- [Reading text]
=-=-=-=-=

No Business As Usual
Boycott the genocide pavilion
NO VISITORS, NO PRESS, NO PARTIES
Art Not Genocide Alliance (ANGA) escalates its ongoing campaign with simultaneous protests outside the Israeli Pavilion and in the city of Venice. ANGA calls for an end to the genocide being perpetrated by Israel against Palestinians in Gaza, an end to the apartheid and an end to the occupation of Palestine. ANGA’s call for the exclusion of Israel, on trial at the International Court of Justice for plausible genocide against Palestinians in Gaza, from this year’s 60th Venice Biennale has gained nearly 24,000 signatures.
The international solidarity and pressure from global arts workers, has resulted in a retreat by the artistic team of the Genocide Pavilion. Contrary to their claims, they have not withdrawn, and the pavilion has not been closed. We do not applaud empty and opportunistic gestures timed for maximum press coverage, and leaving video works on view to the public, while Palestinians are killed by Israel every hour and millions face imminent famine.
ANGA bears witness to the more than 33,797 Palestinians killed in Gaza, more than 76,000 injured, and tens of thousands, presumed dead, who remain trapped beneath the rubble of their former homes. 1.7 million people, 85% of Gaza’s population, have been displaced. 1.1 million Gazans face immediate famine, deliberately imposed by Israel, as it continues to block aid to the people of Gaza. The state of Israel promotes death, cruelty, starvation, and ethnic cleansing. The official presence of Israel at the Biennale disqualifies any discussion of equality, justice, freedom in art as in life. It makes a mockery of the Biennale. There can be no enjoyment of art, no business as usual, during a genocide. [Source ANGA’s press release, 17th April 2024]
We witnessed your actions across Venice, first of all thanks for organizing – shall we summarize for those who weren’t there what was the message and the intent? What happened simultaneously? What is going to continue to spread slowly?
Our message and intent are always the same: ANGA (Art Not Genocide Alliance) demands an end to the genocide being perpetrated by Israel against Palestinians in Gaza, and an end to the apartheid and occupation of Palestine. ANGA’s call for the exclusion of Israel—currently on trial at the International Court of Justice for plausible genocide against Palestinians in Gaza—from this year’s 60th Venice Biennale has been signed by nearly 24,000 people since 26 February 2024.

=-=-=-=-=

- [Material provided]
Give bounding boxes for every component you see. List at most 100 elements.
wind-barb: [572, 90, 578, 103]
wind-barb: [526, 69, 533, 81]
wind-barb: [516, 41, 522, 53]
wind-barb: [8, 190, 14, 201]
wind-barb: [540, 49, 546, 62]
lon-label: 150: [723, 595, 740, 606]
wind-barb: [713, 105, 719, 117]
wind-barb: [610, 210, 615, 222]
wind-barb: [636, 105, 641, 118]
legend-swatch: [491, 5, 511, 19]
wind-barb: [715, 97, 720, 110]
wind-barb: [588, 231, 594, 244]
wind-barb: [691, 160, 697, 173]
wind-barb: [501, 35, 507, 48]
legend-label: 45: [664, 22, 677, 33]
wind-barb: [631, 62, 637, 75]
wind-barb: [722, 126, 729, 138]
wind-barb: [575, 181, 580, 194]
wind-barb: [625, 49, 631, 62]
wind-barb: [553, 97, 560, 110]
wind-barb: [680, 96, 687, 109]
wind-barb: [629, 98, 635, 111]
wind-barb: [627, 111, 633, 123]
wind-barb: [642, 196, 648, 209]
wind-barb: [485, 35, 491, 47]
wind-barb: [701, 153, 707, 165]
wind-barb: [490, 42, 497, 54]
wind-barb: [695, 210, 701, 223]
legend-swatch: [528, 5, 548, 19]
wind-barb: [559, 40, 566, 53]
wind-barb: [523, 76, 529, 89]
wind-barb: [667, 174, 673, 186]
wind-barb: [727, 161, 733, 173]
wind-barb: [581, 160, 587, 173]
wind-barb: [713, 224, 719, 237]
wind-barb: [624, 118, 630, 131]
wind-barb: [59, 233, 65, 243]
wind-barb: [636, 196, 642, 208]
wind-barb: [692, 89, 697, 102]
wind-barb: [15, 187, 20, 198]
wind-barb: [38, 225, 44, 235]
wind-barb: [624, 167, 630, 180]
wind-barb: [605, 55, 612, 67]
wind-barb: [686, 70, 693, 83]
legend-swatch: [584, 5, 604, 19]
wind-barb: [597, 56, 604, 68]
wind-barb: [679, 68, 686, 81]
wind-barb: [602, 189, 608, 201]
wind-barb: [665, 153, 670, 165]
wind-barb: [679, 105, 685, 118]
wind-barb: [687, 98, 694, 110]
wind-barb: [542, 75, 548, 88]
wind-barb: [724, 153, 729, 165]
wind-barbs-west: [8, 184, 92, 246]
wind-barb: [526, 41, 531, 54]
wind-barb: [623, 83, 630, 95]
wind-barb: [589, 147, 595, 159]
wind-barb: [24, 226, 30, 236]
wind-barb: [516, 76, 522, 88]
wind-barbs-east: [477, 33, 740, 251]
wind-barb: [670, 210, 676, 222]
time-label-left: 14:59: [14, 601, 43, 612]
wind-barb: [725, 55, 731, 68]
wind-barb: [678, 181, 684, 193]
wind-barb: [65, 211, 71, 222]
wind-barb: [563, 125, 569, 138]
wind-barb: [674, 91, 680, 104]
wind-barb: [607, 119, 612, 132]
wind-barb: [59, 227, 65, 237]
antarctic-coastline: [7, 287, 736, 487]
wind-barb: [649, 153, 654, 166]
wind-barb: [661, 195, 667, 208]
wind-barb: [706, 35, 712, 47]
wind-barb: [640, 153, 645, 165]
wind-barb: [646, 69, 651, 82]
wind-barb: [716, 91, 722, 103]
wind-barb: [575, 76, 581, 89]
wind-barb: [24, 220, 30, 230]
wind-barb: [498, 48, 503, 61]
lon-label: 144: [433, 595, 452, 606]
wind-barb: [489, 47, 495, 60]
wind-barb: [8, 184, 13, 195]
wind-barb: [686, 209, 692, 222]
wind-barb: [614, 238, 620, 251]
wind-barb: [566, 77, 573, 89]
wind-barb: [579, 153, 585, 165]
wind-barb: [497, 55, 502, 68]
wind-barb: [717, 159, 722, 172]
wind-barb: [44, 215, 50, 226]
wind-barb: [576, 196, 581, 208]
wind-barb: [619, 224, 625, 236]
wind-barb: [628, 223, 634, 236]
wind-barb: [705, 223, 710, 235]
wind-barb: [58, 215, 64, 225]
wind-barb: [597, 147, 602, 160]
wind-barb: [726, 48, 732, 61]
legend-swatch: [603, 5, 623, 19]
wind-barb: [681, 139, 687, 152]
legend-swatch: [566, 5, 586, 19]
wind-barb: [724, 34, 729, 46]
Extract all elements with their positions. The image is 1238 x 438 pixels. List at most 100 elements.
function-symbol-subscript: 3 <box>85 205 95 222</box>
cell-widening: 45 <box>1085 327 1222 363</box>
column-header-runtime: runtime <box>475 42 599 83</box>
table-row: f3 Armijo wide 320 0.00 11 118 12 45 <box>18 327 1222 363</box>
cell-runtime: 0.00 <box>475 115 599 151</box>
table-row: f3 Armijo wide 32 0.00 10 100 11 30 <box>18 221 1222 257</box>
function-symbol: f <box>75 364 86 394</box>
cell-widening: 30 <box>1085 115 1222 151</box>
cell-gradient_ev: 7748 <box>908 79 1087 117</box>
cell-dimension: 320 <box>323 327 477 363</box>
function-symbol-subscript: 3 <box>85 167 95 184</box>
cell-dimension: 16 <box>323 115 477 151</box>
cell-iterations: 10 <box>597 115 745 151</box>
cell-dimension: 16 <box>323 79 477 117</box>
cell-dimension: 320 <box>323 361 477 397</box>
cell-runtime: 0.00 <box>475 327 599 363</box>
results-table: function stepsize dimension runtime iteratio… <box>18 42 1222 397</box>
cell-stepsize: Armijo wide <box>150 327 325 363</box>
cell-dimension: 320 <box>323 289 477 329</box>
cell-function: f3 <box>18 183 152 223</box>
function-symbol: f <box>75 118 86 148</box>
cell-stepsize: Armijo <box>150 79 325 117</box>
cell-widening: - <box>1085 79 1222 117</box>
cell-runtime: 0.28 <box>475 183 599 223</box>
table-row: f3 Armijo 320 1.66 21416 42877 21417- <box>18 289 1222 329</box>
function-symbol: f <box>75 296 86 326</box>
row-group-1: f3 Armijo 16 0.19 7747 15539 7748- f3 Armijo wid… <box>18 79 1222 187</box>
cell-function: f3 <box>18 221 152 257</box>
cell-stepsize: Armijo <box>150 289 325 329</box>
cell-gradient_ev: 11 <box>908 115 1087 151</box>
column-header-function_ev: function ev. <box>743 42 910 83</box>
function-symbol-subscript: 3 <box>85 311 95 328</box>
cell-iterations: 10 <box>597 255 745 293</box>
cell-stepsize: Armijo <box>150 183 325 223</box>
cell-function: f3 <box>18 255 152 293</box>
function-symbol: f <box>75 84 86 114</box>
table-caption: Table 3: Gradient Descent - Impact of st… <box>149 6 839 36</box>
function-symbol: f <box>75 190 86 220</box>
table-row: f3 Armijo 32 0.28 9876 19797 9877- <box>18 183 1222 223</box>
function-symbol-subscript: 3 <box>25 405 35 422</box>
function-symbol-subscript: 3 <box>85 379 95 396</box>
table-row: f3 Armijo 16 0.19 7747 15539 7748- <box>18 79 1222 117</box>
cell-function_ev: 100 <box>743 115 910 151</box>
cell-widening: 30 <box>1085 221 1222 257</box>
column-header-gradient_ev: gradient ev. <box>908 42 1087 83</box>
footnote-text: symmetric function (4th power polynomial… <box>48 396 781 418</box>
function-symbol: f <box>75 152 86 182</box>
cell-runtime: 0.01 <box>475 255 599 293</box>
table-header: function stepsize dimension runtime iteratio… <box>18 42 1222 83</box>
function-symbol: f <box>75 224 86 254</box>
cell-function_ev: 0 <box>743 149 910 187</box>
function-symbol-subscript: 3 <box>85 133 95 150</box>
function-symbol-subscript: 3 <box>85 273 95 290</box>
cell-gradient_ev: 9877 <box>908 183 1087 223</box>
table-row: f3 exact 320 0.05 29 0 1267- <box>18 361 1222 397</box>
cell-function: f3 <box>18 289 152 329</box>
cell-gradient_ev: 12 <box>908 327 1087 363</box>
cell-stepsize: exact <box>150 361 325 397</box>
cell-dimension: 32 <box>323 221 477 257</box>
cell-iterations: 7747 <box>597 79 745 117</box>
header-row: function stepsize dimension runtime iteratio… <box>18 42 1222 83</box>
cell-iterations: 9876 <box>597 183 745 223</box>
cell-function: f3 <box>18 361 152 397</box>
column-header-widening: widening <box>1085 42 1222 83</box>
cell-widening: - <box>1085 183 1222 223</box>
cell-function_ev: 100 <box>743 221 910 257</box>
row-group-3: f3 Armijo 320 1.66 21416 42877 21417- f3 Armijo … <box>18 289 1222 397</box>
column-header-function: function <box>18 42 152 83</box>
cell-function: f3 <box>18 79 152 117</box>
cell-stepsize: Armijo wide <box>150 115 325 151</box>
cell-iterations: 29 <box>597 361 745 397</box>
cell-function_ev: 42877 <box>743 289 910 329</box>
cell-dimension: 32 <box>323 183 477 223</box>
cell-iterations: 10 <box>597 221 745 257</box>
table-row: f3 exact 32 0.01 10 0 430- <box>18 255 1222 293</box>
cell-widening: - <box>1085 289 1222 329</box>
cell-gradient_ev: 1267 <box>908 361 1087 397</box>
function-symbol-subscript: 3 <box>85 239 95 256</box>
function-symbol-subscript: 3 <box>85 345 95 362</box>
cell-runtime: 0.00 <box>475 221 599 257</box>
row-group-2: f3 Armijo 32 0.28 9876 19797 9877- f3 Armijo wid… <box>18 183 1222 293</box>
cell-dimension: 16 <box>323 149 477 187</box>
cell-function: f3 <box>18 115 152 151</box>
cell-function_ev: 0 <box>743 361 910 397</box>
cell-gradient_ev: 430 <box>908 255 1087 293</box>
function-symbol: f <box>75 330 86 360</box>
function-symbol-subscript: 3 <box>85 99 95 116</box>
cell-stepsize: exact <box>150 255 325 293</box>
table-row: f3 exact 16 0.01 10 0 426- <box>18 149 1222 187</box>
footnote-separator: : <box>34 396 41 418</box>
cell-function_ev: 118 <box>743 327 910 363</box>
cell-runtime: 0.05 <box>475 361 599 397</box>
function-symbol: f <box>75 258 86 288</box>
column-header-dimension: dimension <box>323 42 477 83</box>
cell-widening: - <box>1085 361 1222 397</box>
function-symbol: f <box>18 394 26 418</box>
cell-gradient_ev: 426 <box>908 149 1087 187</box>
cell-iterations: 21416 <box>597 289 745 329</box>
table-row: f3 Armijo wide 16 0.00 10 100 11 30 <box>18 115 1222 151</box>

=-=-=-=-=

- [Actions to take]
a) In the Venice Biennale protest text, turn the paragraph beginning "Art Not Genocide Alliance (ANGA) escalates" into a short bulleted list that keeps its main facts.
b) Write the next part of the Venice Biennale protest text, starting after its final sentence.

- [Outputs for the tasks]
a)
- ANGA is escalating its ongoing campaign with simultaneous protests outside the Israeli Pavilion and in the city of Venice.
- It calls for an end to the genocide being perpetrated by Israel against Palestinians in Gaza, an end to the apartheid, and an end to the occupation of Palestine.
- Its call to exclude Israel, on trial at the International Court of Justice for plausible genocide against Palestinians in Gaza, from the 60th Venice Biennale has gained nearly 24,000 signatures.

b)
The Italian Culture Minister refused ANGA’s request; and the Biennale has failed to condemn Israel, or to exclude its pavilion while Israel commits genocide against the Palestinian people. Historically, the Biennale has excluded the exhibition of apartheid states (South Africa, 1968-1993), stood in solidarity with oppressed nations (Chile, 1974), and publicly denounced states involved in illegal military aggression (Russia, 2022). Israel should not be an exception.
On April 17th at 11.30 am, ANGA escalated its campaign, carrying out two simultaneous protests: the first outside the Israeli Pavilion, and the second on the Rialto Bridge. Inside the Giardini, hundreds of people said “no!” to the presence of a genocidal apartheid state on the world cultural stage of the Biennale, shouting: “SHUT IT DOWN! SHUT IT DOWN! SHUT IT DOWN! WE REFUSE ANYTHING LESS.” We said “no!” to genocide complicit states USA, UK, Germany and France. We stand with Strike Germany and the call to boycott the German Pavilion. We called for a total boycott of the Genocide Pavilion and demanded to shut it down entirely. We say, no window display while Israel is perpetrating genocide in Gaza. Protestors on the Rialto Bridge dropped banners bearing the words “Palestina Libera” and “Let Gaza Live”, calling for Palestinian liberation in the heart of Venice.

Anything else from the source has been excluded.